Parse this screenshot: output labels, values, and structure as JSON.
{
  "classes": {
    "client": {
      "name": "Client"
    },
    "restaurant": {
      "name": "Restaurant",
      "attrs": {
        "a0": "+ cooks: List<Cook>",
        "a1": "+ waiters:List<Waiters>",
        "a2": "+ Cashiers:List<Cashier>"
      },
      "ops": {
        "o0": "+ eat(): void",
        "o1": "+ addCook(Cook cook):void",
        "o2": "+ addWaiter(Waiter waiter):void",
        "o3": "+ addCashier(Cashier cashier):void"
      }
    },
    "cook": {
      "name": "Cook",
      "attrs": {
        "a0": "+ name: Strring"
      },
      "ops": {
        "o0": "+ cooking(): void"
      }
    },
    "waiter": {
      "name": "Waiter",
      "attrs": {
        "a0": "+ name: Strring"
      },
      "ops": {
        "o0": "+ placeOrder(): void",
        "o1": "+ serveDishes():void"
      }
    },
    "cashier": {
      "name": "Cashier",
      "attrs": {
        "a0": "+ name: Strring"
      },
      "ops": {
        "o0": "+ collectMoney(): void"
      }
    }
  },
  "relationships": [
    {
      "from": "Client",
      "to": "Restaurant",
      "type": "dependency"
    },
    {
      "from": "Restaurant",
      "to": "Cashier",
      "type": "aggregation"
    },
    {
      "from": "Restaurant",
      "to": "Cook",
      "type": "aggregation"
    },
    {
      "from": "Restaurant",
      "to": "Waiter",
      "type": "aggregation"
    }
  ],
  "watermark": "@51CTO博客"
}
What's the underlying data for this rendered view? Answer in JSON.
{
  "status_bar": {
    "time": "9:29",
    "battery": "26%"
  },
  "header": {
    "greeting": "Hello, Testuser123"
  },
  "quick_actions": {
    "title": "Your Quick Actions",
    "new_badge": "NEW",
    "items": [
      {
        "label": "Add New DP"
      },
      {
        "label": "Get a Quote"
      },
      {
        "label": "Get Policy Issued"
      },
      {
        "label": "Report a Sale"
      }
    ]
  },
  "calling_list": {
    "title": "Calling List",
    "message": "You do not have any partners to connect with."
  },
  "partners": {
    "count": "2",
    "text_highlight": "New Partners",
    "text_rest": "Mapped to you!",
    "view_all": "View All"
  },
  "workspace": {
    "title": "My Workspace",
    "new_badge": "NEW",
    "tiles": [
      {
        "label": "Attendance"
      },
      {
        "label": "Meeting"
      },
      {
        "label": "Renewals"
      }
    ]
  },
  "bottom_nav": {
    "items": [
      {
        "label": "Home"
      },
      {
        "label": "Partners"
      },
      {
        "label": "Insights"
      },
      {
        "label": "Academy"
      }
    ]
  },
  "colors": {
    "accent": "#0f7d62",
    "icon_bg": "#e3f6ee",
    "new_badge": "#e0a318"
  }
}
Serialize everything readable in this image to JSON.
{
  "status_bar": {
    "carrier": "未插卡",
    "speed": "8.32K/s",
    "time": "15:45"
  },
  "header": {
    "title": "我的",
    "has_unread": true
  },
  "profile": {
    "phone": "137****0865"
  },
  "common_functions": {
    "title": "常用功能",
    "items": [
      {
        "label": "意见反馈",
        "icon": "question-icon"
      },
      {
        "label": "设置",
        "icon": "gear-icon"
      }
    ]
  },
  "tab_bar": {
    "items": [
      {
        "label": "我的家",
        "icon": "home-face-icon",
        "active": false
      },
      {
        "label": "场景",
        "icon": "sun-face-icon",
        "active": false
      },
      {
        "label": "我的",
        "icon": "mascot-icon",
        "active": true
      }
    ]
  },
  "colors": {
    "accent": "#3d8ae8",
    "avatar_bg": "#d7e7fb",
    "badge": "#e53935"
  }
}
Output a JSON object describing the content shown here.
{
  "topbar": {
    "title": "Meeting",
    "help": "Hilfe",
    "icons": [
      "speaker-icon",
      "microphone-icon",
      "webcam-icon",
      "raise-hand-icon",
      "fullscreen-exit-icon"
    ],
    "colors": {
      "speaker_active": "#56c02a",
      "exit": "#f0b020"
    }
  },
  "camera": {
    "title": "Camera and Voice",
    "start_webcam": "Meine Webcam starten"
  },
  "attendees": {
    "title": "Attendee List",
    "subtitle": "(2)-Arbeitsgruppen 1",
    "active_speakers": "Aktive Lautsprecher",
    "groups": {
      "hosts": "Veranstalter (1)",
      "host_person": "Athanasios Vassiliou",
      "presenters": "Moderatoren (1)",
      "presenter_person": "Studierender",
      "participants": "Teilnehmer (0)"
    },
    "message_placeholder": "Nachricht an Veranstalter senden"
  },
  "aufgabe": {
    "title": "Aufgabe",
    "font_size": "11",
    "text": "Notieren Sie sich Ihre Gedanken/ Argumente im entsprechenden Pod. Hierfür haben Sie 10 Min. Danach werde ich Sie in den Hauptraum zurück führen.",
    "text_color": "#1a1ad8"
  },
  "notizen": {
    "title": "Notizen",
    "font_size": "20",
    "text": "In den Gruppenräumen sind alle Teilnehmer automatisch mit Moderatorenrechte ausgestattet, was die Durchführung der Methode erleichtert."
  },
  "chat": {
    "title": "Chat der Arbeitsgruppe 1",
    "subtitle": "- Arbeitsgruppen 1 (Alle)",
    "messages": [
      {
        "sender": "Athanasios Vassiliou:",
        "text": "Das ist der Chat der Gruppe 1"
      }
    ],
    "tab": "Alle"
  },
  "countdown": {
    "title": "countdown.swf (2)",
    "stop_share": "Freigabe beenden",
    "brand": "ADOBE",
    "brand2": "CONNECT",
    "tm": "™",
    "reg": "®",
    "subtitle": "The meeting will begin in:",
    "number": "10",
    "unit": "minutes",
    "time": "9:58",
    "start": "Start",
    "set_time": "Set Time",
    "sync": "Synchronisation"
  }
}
+ + + + +
> _Set problem_
Copy every line of the listing that contains the word "Vassiliou".

> _Full answer_
      "host_person": "Athanasios Vassiliou",
        "sender": "Athanasios Vassiliou:",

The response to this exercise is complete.